_Stated problem:_ Extract each line of the material that follows exactly and omit its pictures.

_Material to process:_

Begin

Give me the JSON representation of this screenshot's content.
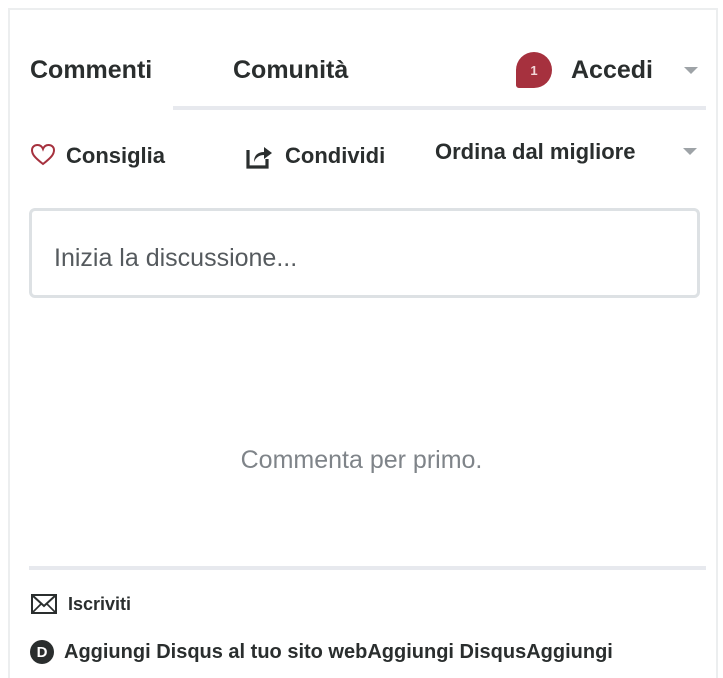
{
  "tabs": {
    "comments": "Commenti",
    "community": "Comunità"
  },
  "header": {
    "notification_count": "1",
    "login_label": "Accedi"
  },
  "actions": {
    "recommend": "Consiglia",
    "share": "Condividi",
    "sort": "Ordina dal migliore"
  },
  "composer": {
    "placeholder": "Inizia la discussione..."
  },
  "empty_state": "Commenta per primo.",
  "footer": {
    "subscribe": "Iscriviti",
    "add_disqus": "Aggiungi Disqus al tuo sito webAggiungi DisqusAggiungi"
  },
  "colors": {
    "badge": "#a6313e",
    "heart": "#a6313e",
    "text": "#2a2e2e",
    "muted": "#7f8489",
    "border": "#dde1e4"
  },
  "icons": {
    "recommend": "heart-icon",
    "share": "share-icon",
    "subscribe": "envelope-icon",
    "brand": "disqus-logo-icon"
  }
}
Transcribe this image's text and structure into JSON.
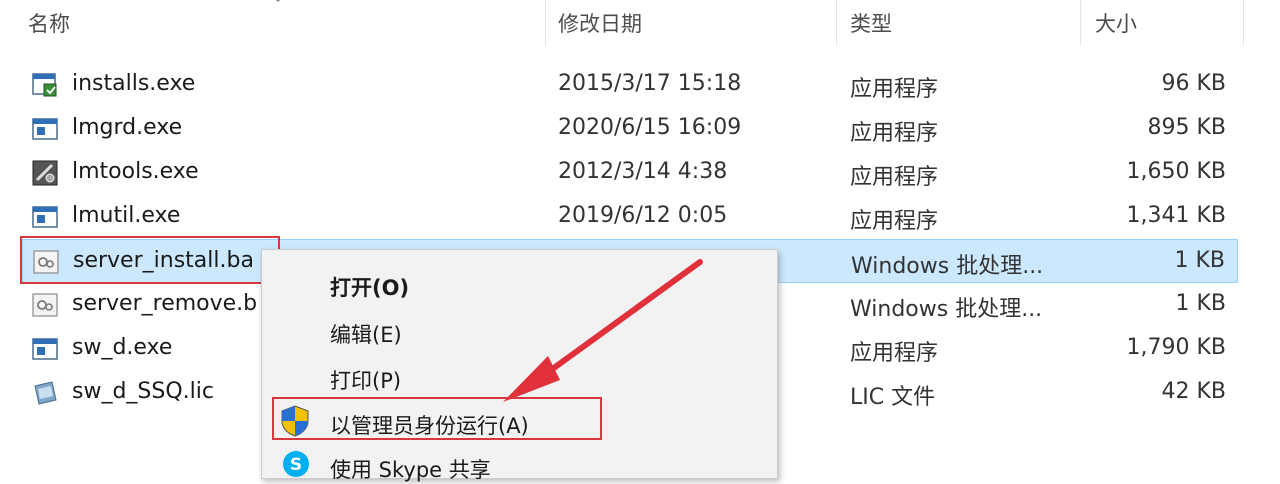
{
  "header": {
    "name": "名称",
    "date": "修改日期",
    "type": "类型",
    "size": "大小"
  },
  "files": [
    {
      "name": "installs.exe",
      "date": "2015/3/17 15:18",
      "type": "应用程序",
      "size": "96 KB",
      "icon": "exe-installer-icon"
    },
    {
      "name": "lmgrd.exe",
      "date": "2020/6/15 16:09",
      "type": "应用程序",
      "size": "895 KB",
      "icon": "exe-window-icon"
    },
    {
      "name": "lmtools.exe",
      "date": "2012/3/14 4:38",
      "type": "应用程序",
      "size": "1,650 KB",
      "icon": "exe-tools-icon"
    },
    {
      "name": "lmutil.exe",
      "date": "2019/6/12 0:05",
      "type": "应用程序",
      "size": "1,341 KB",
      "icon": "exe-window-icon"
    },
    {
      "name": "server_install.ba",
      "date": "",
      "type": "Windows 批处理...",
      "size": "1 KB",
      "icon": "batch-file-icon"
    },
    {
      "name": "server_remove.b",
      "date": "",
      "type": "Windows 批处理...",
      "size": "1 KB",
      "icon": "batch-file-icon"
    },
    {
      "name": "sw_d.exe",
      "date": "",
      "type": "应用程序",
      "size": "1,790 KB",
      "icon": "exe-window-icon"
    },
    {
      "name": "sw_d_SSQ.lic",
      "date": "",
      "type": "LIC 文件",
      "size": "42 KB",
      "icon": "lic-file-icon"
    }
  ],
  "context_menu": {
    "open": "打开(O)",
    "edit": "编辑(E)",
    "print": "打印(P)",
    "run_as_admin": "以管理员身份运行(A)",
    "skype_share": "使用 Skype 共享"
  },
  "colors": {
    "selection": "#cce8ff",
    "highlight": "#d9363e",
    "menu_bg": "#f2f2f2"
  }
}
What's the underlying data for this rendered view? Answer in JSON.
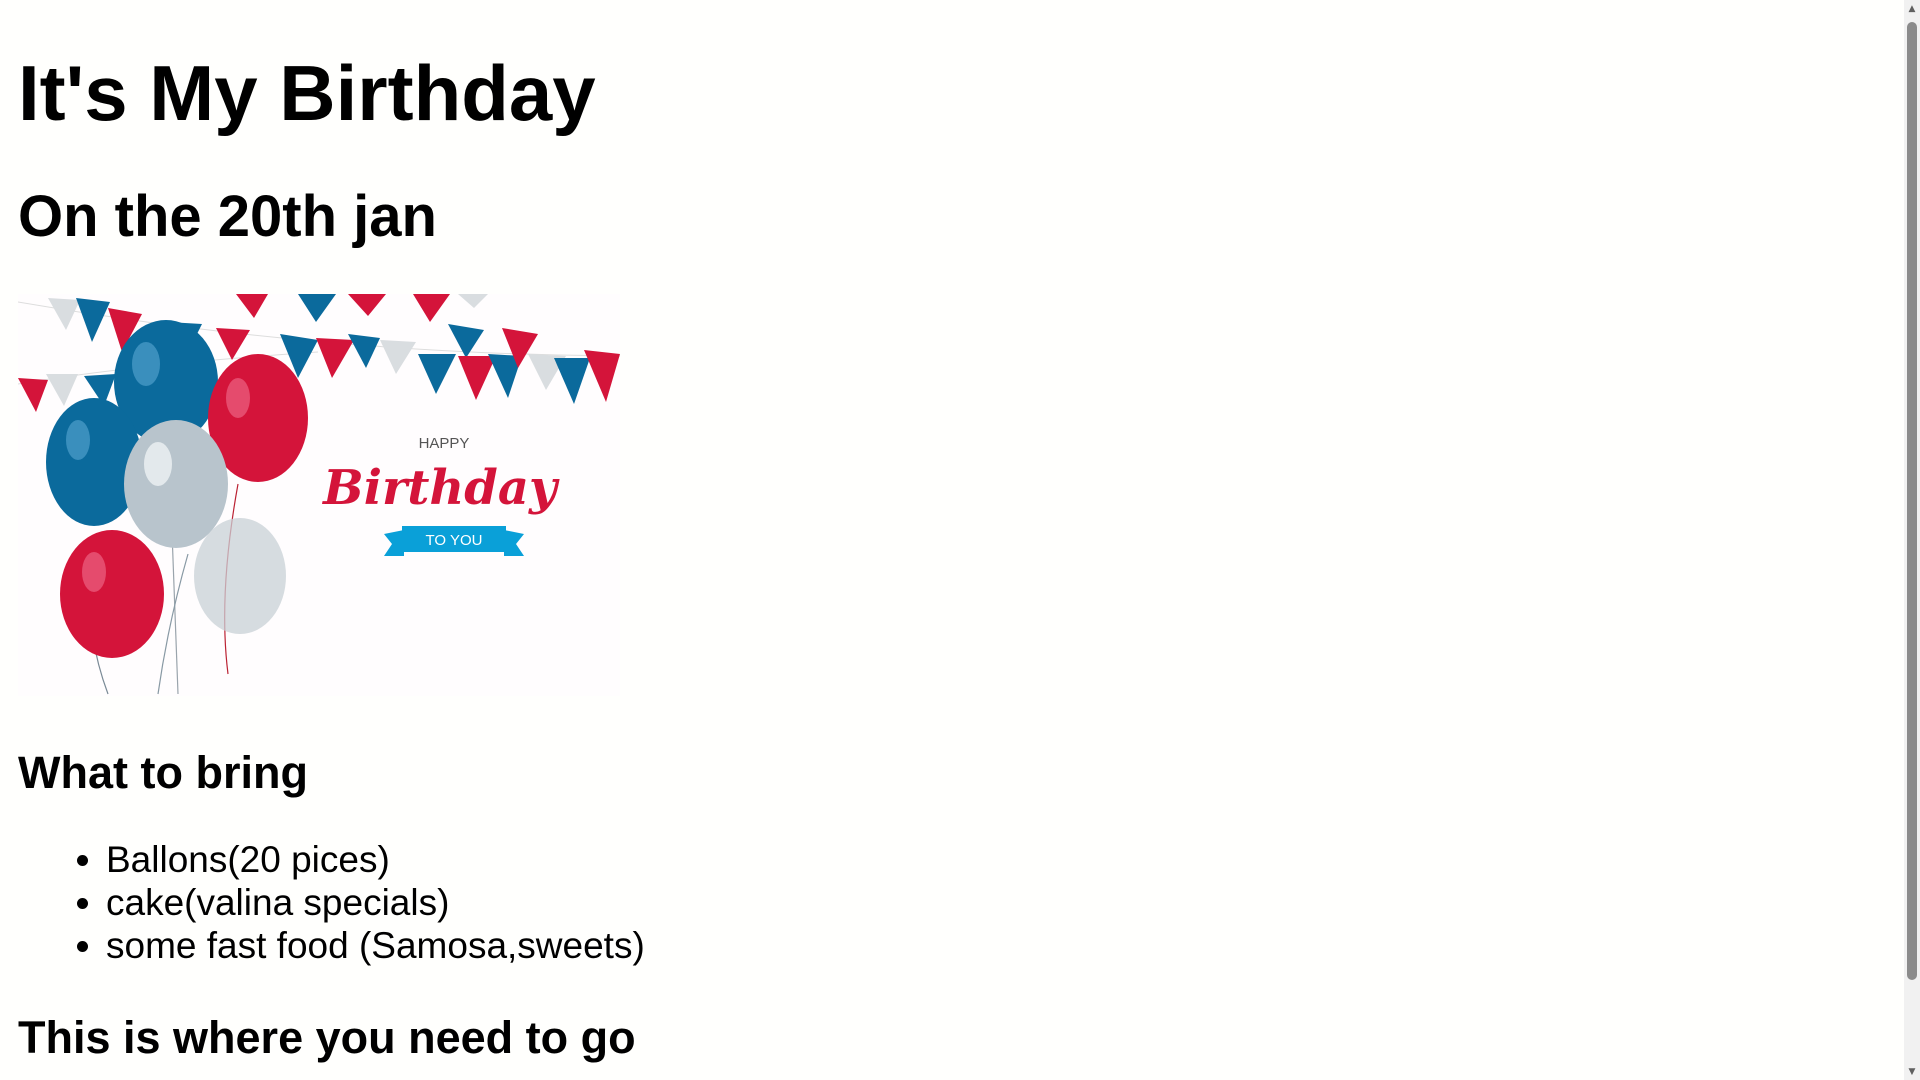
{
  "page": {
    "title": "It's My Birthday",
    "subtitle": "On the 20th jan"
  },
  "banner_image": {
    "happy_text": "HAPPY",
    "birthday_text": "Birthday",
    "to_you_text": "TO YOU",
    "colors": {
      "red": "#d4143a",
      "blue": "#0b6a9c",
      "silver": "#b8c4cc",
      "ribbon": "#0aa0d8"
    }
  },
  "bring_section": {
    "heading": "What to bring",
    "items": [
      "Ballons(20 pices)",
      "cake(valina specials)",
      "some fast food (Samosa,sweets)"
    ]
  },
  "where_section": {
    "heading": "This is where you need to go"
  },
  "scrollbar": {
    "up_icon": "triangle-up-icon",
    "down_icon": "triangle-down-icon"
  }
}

End

_Result of the exercise:_
Give me the JSON representation of this screenshot's content.
{
  "tabs": {
    "comments": "Commenti",
    "community": "Comunità"
  },
  "header": {
    "notification_count": "1",
    "login_label": "Accedi"
  },
  "actions": {
    "recommend": "Consiglia",
    "share": "Condividi",
    "sort": "Ordina dal migliore"
  },
  "composer": {
    "placeholder": "Inizia la discussione..."
  },
  "empty_state": "Commenta per primo.",
  "footer": {
    "subscribe": "Iscriviti",
    "add_disqus": "Aggiungi Disqus al tuo sito webAggiungi DisqusAggiungi"
  },
  "colors": {
    "badge": "#a6313e",
    "heart": "#a6313e",
    "text": "#2a2e2e",
    "muted": "#7f8489",
    "border": "#dde1e4"
  },
  "icons": {
    "recommend": "heart-icon",
    "share": "share-icon",
    "subscribe": "envelope-icon",
    "brand": "disqus-logo-icon"
  }
}
Transcribe this image's text and structure into JSON.
{
  "header": {
    "name": "名称",
    "date": "修改日期",
    "type": "类型",
    "size": "大小"
  },
  "files": [
    {
      "name": "installs.exe",
      "date": "2015/3/17 15:18",
      "type": "应用程序",
      "size": "96 KB",
      "icon": "exe-installer-icon"
    },
    {
      "name": "lmgrd.exe",
      "date": "2020/6/15 16:09",
      "type": "应用程序",
      "size": "895 KB",
      "icon": "exe-window-icon"
    },
    {
      "name": "lmtools.exe",
      "date": "2012/3/14 4:38",
      "type": "应用程序",
      "size": "1,650 KB",
      "icon": "exe-tools-icon"
    },
    {
      "name": "lmutil.exe",
      "date": "2019/6/12 0:05",
      "type": "应用程序",
      "size": "1,341 KB",
      "icon": "exe-window-icon"
    },
    {
      "name": "server_install.ba",
      "date": "",
      "type": "Windows 批处理...",
      "size": "1 KB",
      "icon": "batch-file-icon"
    },
    {
      "name": "server_remove.b",
      "date": "",
      "type": "Windows 批处理...",
      "size": "1 KB",
      "icon": "batch-file-icon"
    },
    {
      "name": "sw_d.exe",
      "date": "",
      "type": "应用程序",
      "size": "1,790 KB",
      "icon": "exe-window-icon"
    },
    {
      "name": "sw_d_SSQ.lic",
      "date": "",
      "type": "LIC 文件",
      "size": "42 KB",
      "icon": "lic-file-icon"
    }
  ],
  "context_menu": {
    "open": "打开(O)",
    "edit": "编辑(E)",
    "print": "打印(P)",
    "run_as_admin": "以管理员身份运行(A)",
    "skype_share": "使用 Skype 共享"
  },
  "colors": {
    "selection": "#cce8ff",
    "highlight": "#d9363e",
    "menu_bg": "#f2f2f2"
  }
}
What's the underlying data for this rendered view? Answer in JSON.
{
  "page": {
    "title": "It's My Birthday",
    "subtitle": "On the 20th jan"
  },
  "banner_image": {
    "happy_text": "HAPPY",
    "birthday_text": "Birthday",
    "to_you_text": "TO YOU",
    "colors": {
      "red": "#d4143a",
      "blue": "#0b6a9c",
      "silver": "#b8c4cc",
      "ribbon": "#0aa0d8"
    }
  },
  "bring_section": {
    "heading": "What to bring",
    "items": [
      "Ballons(20 pices)",
      "cake(valina specials)",
      "some fast food (Samosa,sweets)"
    ]
  },
  "where_section": {
    "heading": "This is where you need to go"
  },
  "scrollbar": {
    "up_icon": "triangle-up-icon",
    "down_icon": "triangle-down-icon"
  }
}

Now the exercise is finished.